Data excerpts
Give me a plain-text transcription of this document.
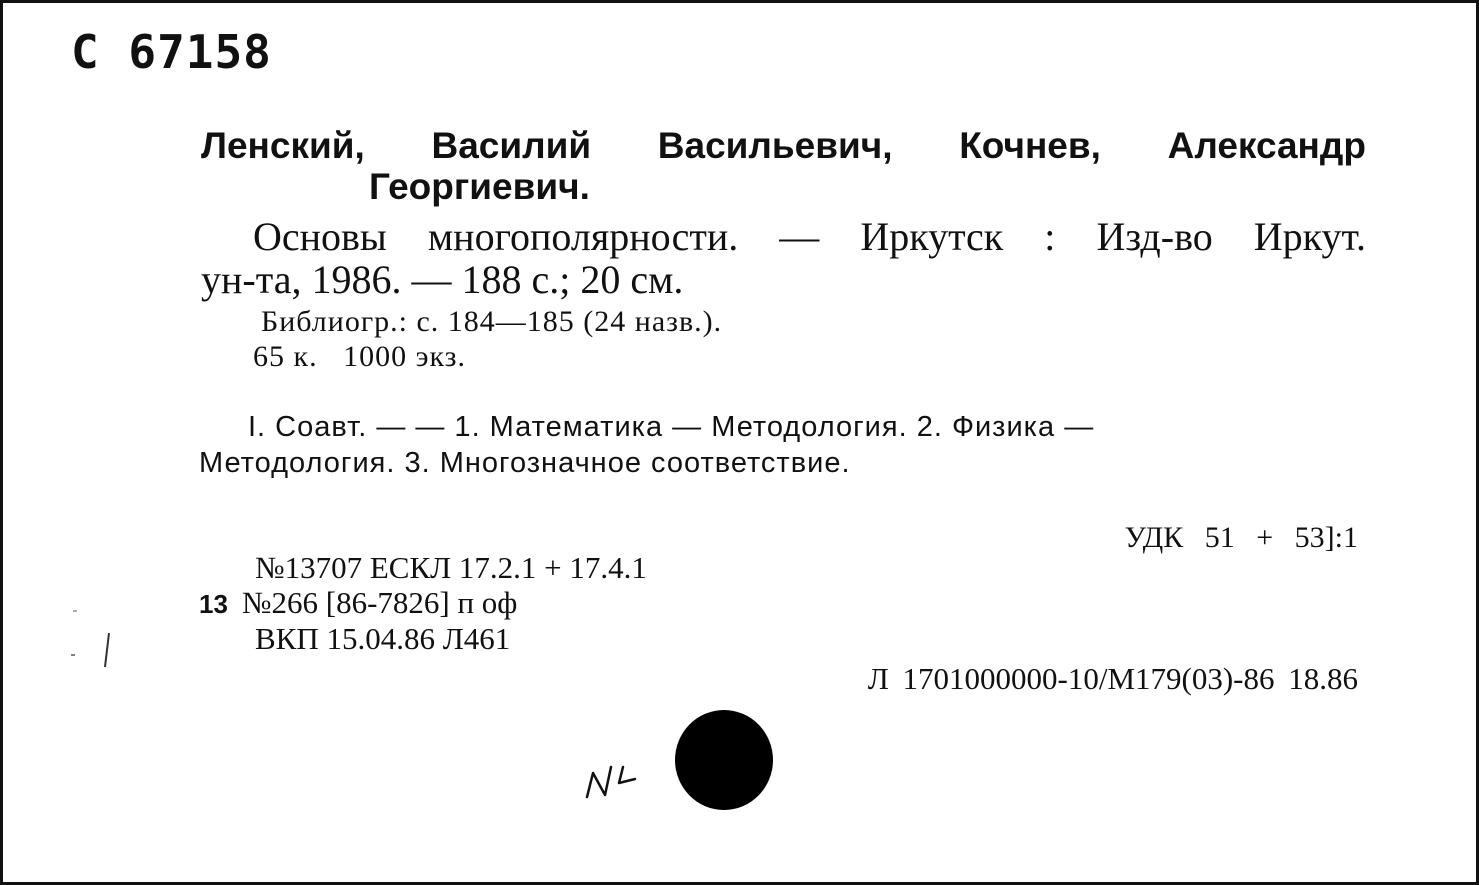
С 67158
Ленский, Василий Васильевич, Кочнев, Александр
Георгиевич.
Основы многополярности. — Иркутск : Изд-во Иркут.
ун-та, 1986. — 188 с.; 20 см.
Библиогр.: с. 184—185 (24 назв.).
65 к.   1000 экз.
I. Соавт. — — 1. Математика — Методология. 2. Физика —
Методология. 3. Многозначное соответствие.
УДК 51 + 53]:1
№13707 ЕСКЛ 17.2.1 + 17.4.1
13 №266 [86-7826] п оф
ВКП 15.04.86 Л461
Л 1701000000-10/М179(03)-86 18.86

Do this:
From the listing, extract all text exactly as given and drop any picture.

Response to the exercise:
Give me a plain-text transcription of this document.
С 67158
Ленский, Василий Васильевич, Кочнев, Александр
Георгиевич.
Основы многополярности. — Иркутск : Изд-во Иркут.
ун-та, 1986. — 188 с.; 20 см.
Библиогр.: с. 184—185 (24 назв.).
65 к.   1000 экз.
I. Соавт. — — 1. Математика — Методология. 2. Физика —
Методология. 3. Многозначное соответствие.
УДК 51 + 53]:1
№13707 ЕСКЛ 17.2.1 + 17.4.1
13 №266 [86-7826] п оф
ВКП 15.04.86 Л461
Л 1701000000-10/М179(03)-86 18.86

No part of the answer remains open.